▸ **Brief**:
In your copy, leave out the pictures; write out all the data exactly.

▸ **Information given**:
--
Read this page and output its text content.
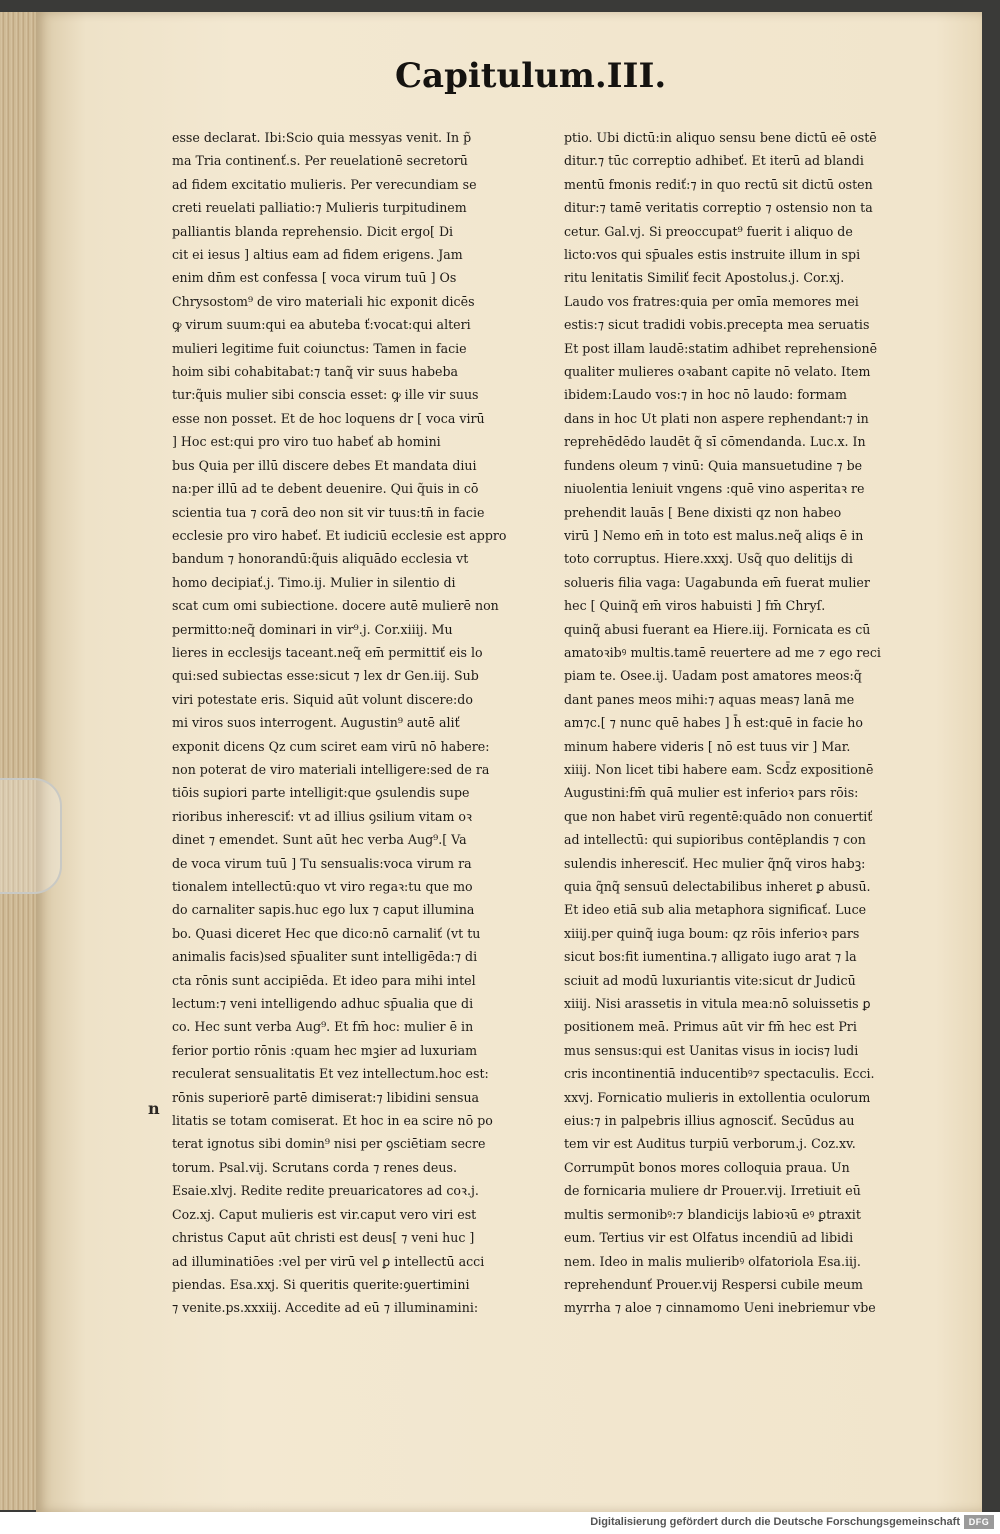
Capitulum.III.
esse declarat. Ibi:Scio quia messyas venit. In p̃
ma Tria continenť.s. Per reuelationē secretorū
ad fidem excitatio mulieris. Per verecundiam se
creti reuelati palliatio:⁊ Mulieris turpitudinem
palliantis blanda reprehensio. Dicit ergo[ Di
cit ei iesus ] altius eam ad fidem erigens. Jam
enim dn̄m est confessa [ voca virum tuū ] Os
Chrysostom⁹ de viro materiali hic exponit dicēs
ꝙ virum suum:qui ea abuteba ť:vocat:qui alteri
mulieri legitime fuit coiunctus: Tamen in facie
hoim sibi cohabitabat:⁊ tanq̃ vir suus habeba
tur:q̃uis mulier sibi conscia esset: ꝙ ille vir suus
esse non posset. Et de hoc loquens dr [ voca virū
] Hoc est:qui pro viro tuo habeť ab homini
bus Quia per illū discere debes Et mandata diui
na:per illū ad te debent deuenire. Qui q̃uis in cō
scientia tua ⁊ corā deo non sit vir tuus:tn̄ in facie
ecclesie pro viro habeť. Et iudiciū ecclesie est appro
bandum ⁊ honorandū:q̃uis aliquādo ecclesia vt
homo decipiať.j. Timo.ij. Mulier in silentio di
scat cum omi subiectione. docere autē mulierē non
permitto:neq̃ dominari in vir⁹.j. Cor.xiiij. Mu
lieres in ecclesijs taceant.neq̃ em̄ permittiť eis lo
qui:sed subiectas esse:sicut ⁊ lex dr Gen.iij. Sub
viri potestate eris. Siquid aūt volunt discere:do
mi viros suos interrogent. Augustin⁹ autē aliť
exponit dicens Qz cum sciret eam virū nō habere:
non poterat de viro materiali intelligere:sed de ra
tiōis suꝑiori parte intelligit:que ꝯsulendis supe
rioribus inheresciť: vt ad illius ꝯsilium vitam oꝛ
dinet ⁊ emendet. Sunt aūt hec verba Aug⁹.[ Va
de voca virum tuū ] Tu sensualis:voca virum ra
tionalem intellectū:quo vt viro regaꝛ:tu que mo
do carnaliter sapis.huc ego lux ⁊ caput illumina
bo. Quasi diceret Hec que dico:nō carnaliť (vt tu
animalis facis)sed sp̄ualiter sunt intelligēda:⁊ di
cta rōnis sunt accipiēda. Et ideo para mihi intel
lectum:⁊ veni intelligendo adhuc sp̄ualia que di
co. Hec sunt verba Aug⁹. Et fm̄ hoc: mulier ē in
ferior portio rōnis :quam hec mꝫier ad luxuriam
reculerat sensualitatis Et vez intellectum.hoc est:
rōnis superiorē partē dimiserat:⁊ libidini sensua
litatis se totam comiserat. Et hoc in ea scire nō po
terat ignotus sibi domin⁹ nisi per ꝯsciētiam secre
torum. Psal.vij. Scrutans corda ⁊ renes deus.
Esaie.xlvj. Redite redite preuaricatores ad coꝛ.j.
Coz.xj. Caput mulieris est vir.caput vero viri est
christus Caput aūt christi est deus[ ⁊ veni huc ]
ad illuminatiōes :vel per virū vel ꝑ intellectū acci
piendas. Esa.xxj. Si queritis querite:ꝯuertimini
⁊ venite.ps.xxxiij. Accedite ad eū ⁊ illuminamini:
ptio. Ubi dictū:in aliquo sensu bene dictū eē ostē
ditur.⁊ tūc correptio adhibeť. Et iterū ad blandi
mentū fmonis rediť:⁊ in quo rectū sit dictū osten
ditur:⁊ tamē veritatis correptio ⁊ ostensio non ta
cetur. Gal.vj. Si preoccupat⁹ fuerit i aliquo de
licto:vos qui sp̄uales estis instruite illum in spi
ritu lenitatis Similiť fecit Apostolus.j. Cor.xj.
Laudo vos fratres:quia per omīa memores mei
estis:⁊ sicut tradidi vobis.precepta mea seruatis
Et post illam laudē:statim adhibet reprehensionē
qualiter mulieres oꝛabant capite nō velato. Item
ibidem:Laudo vos:⁊ in hoc nō laudo: formam
dans in hoc Ut plati non aspere rephendant:⁊ in
reprehēdēdo laudēt q̃ sī cōmendanda. Luc.x. In
fundens oleum ⁊ vinū: Quia mansuetudine ⁊ be
niuolentia leniuit vngens :quē vino asperitaꝛ re
prehendit lauās [ Bene dixisti qz non habeo
virū ] Nemo em̄ in toto est malus.neq̃ aliqs ē in
toto corruptus. Hiere.xxxj. Usq̃ quo delitijs di
solueris filia vaga: Uagabunda em̄ fuerat mulier
hec [ Quinq̃ em̄ viros habuisti ] fm̄ Chryſ.
quinq̃ abusi fuerant ea Hiere.iij. Fornicata es cū
amatoꝛibꝰ multis.tamē reuertere ad me ⁊ ego reci
piam te. Osee.ij. Uadam post amatores meos:q̃
dant panes meos mihi:⁊ aquas meas⁊ lanā me
am⁊c.[ ⁊ nunc quē habes ] h̄ est:quē in facie ho
minum habere videris [ nō est tuus vir ] Mar.
xiiij. Non licet tibi habere eam. Scd̄z expositionē
Augustini:fm̄ quā mulier est inferioꝛ pars rōis:
que non habet virū regentē:quādo non conuertiť
ad intellectū: qui supioribus contēplandis ⁊ con
sulendis inheresciť. Hec mulier q̃nq̃ viros habꝫ:
quia q̃nq̃ sensuū delectabilibus inheret ꝑ abusū.
Et ideo etiā sub alia metaphora significať. Luce
xiiij.per quinq̃ iuga boum: qz rōis inferioꝛ pars
sicut bos:fit iumentina.⁊ alligato iugo arat ⁊ la
sciuit ad modū luxuriantis vite:sicut dr Judicū
xiiij. Nisi arassetis in vitula mea:nō soluissetis ꝑ
positionem meā. Primus aūt vir fm̄ hec est Pri
mus sensus:qui est Uanitas visus in iocis⁊ ludi
cris incontinentiā inducentibꝰ⁊ spectaculis. Ecci.
xxvj. Fornicatio mulieris in extollentia oculorum
eius:⁊ in palpebris illius agnosciť. Secūdus au
tem vir est Auditus turpiū verborum.j. Coz.xv.
Corrumpūt bonos mores colloquia praua. Un
de fornicaria muliere dr Prouer.vij. Irretiuit eū
multis sermonibꝰ:⁊ blandicijs labioꝛū eꝰ ꝑtraxit
eum. Tertius vir est Olfatus incendiū ad libidi
nem. Ideo in malis mulieribꝰ olfatoriola Esa.iij.
reprehendunť Prouer.vij Respersi cubile meum
myrrha ⁊ aloe ⁊ cinnamomo Ueni inebriemur vbe
n
Digitalisierung gefördert durch die Deutsche Forschungsgemeinschaft DFG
--
▸ **Correct answer**:
Read this page and output its text content.
Capitulum.III.
esse declarat. Ibi:Scio quia messyas venit. In p̃
ma Tria continenť.s. Per reuelationē secretorū
ad fidem excitatio mulieris. Per verecundiam se
creti reuelati palliatio:⁊ Mulieris turpitudinem
palliantis blanda reprehensio. Dicit ergo[ Di
cit ei iesus ] altius eam ad fidem erigens. Jam
enim dn̄m est confessa [ voca virum tuū ] Os
Chrysostom⁹ de viro materiali hic exponit dicēs
ꝙ virum suum:qui ea abuteba ť:vocat:qui alteri
mulieri legitime fuit coiunctus: Tamen in facie
hoim sibi cohabitabat:⁊ tanq̃ vir suus habeba
tur:q̃uis mulier sibi conscia esset: ꝙ ille vir suus
esse non posset. Et de hoc loquens dr [ voca virū
] Hoc est:qui pro viro tuo habeť ab homini
bus Quia per illū discere debes Et mandata diui
na:per illū ad te debent deuenire. Qui q̃uis in cō
scientia tua ⁊ corā deo non sit vir tuus:tn̄ in facie
ecclesie pro viro habeť. Et iudiciū ecclesie est appro
bandum ⁊ honorandū:q̃uis aliquādo ecclesia vt
homo decipiať.j. Timo.ij. Mulier in silentio di
scat cum omi subiectione. docere autē mulierē non
permitto:neq̃ dominari in vir⁹.j. Cor.xiiij. Mu
lieres in ecclesijs taceant.neq̃ em̄ permittiť eis lo
qui:sed subiectas esse:sicut ⁊ lex dr Gen.iij. Sub
viri potestate eris. Siquid aūt volunt discere:do
mi viros suos interrogent. Augustin⁹ autē aliť
exponit dicens Qz cum sciret eam virū nō habere:
non poterat de viro materiali intelligere:sed de ra
tiōis suꝑiori parte intelligit:que ꝯsulendis supe
rioribus inheresciť: vt ad illius ꝯsilium vitam oꝛ
dinet ⁊ emendet. Sunt aūt hec verba Aug⁹.[ Va
de voca virum tuū ] Tu sensualis:voca virum ra
tionalem intellectū:quo vt viro regaꝛ:tu que mo
do carnaliter sapis.huc ego lux ⁊ caput illumina
bo. Quasi diceret Hec que dico:nō carnaliť (vt tu
animalis facis)sed sp̄ualiter sunt intelligēda:⁊ di
cta rōnis sunt accipiēda. Et ideo para mihi intel
lectum:⁊ veni intelligendo adhuc sp̄ualia que di
co. Hec sunt verba Aug⁹. Et fm̄ hoc: mulier ē in
ferior portio rōnis :quam hec mꝫier ad luxuriam
reculerat sensualitatis Et vez intellectum.hoc est:
rōnis superiorē partē dimiserat:⁊ libidini sensua
litatis se totam comiserat. Et hoc in ea scire nō po
terat ignotus sibi domin⁹ nisi per ꝯsciētiam secre
torum. Psal.vij. Scrutans corda ⁊ renes deus.
Esaie.xlvj. Redite redite preuaricatores ad coꝛ.j.
Coz.xj. Caput mulieris est vir.caput vero viri est
christus Caput aūt christi est deus[ ⁊ veni huc ]
ad illuminatiōes :vel per virū vel ꝑ intellectū acci
piendas. Esa.xxj. Si queritis querite:ꝯuertimini
⁊ venite.ps.xxxiij. Accedite ad eū ⁊ illuminamini:
ptio. Ubi dictū:in aliquo sensu bene dictū eē ostē
ditur.⁊ tūc correptio adhibeť. Et iterū ad blandi
mentū fmonis rediť:⁊ in quo rectū sit dictū osten
ditur:⁊ tamē veritatis correptio ⁊ ostensio non ta
cetur. Gal.vj. Si preoccupat⁹ fuerit i aliquo de
licto:vos qui sp̄uales estis instruite illum in spi
ritu lenitatis Similiť fecit Apostolus.j. Cor.xj.
Laudo vos fratres:quia per omīa memores mei
estis:⁊ sicut tradidi vobis.precepta mea seruatis
Et post illam laudē:statim adhibet reprehensionē
qualiter mulieres oꝛabant capite nō velato. Item
ibidem:Laudo vos:⁊ in hoc nō laudo: formam
dans in hoc Ut plati non aspere rephendant:⁊ in
reprehēdēdo laudēt q̃ sī cōmendanda. Luc.x. In
fundens oleum ⁊ vinū: Quia mansuetudine ⁊ be
niuolentia leniuit vngens :quē vino asperitaꝛ re
prehendit lauās [ Bene dixisti qz non habeo
virū ] Nemo em̄ in toto est malus.neq̃ aliqs ē in
toto corruptus. Hiere.xxxj. Usq̃ quo delitijs di
solueris filia vaga: Uagabunda em̄ fuerat mulier
hec [ Quinq̃ em̄ viros habuisti ] fm̄ Chryſ.
quinq̃ abusi fuerant ea Hiere.iij. Fornicata es cū
amatoꝛibꝰ multis.tamē reuertere ad me ⁊ ego reci
piam te. Osee.ij. Uadam post amatores meos:q̃
dant panes meos mihi:⁊ aquas meas⁊ lanā me
am⁊c.[ ⁊ nunc quē habes ] h̄ est:quē in facie ho
minum habere videris [ nō est tuus vir ] Mar.
xiiij. Non licet tibi habere eam. Scd̄z expositionē
Augustini:fm̄ quā mulier est inferioꝛ pars rōis:
que non habet virū regentē:quādo non conuertiť
ad intellectū: qui supioribus contēplandis ⁊ con
sulendis inheresciť. Hec mulier q̃nq̃ viros habꝫ:
quia q̃nq̃ sensuū delectabilibus inheret ꝑ abusū.
Et ideo etiā sub alia metaphora significať. Luce
xiiij.per quinq̃ iuga boum: qz rōis inferioꝛ pars
sicut bos:fit iumentina.⁊ alligato iugo arat ⁊ la
sciuit ad modū luxuriantis vite:sicut dr Judicū
xiiij. Nisi arassetis in vitula mea:nō soluissetis ꝑ
positionem meā. Primus aūt vir fm̄ hec est Pri
mus sensus:qui est Uanitas visus in iocis⁊ ludi
cris incontinentiā inducentibꝰ⁊ spectaculis. Ecci.
xxvj. Fornicatio mulieris in extollentia oculorum
eius:⁊ in palpebris illius agnosciť. Secūdus au
tem vir est Auditus turpiū verborum.j. Coz.xv.
Corrumpūt bonos mores colloquia praua. Un
de fornicaria muliere dr Prouer.vij. Irretiuit eū
multis sermonibꝰ:⁊ blandicijs labioꝛū eꝰ ꝑtraxit
eum. Tertius vir est Olfatus incendiū ad libidi
nem. Ideo in malis mulieribꝰ olfatoriola Esa.iij.
reprehendunť Prouer.vij Respersi cubile meum
myrrha ⁊ aloe ⁊ cinnamomo Ueni inebriemur vbe
n
Digitalisierung gefördert durch die Deutsche Forschungsgemeinschaft DFG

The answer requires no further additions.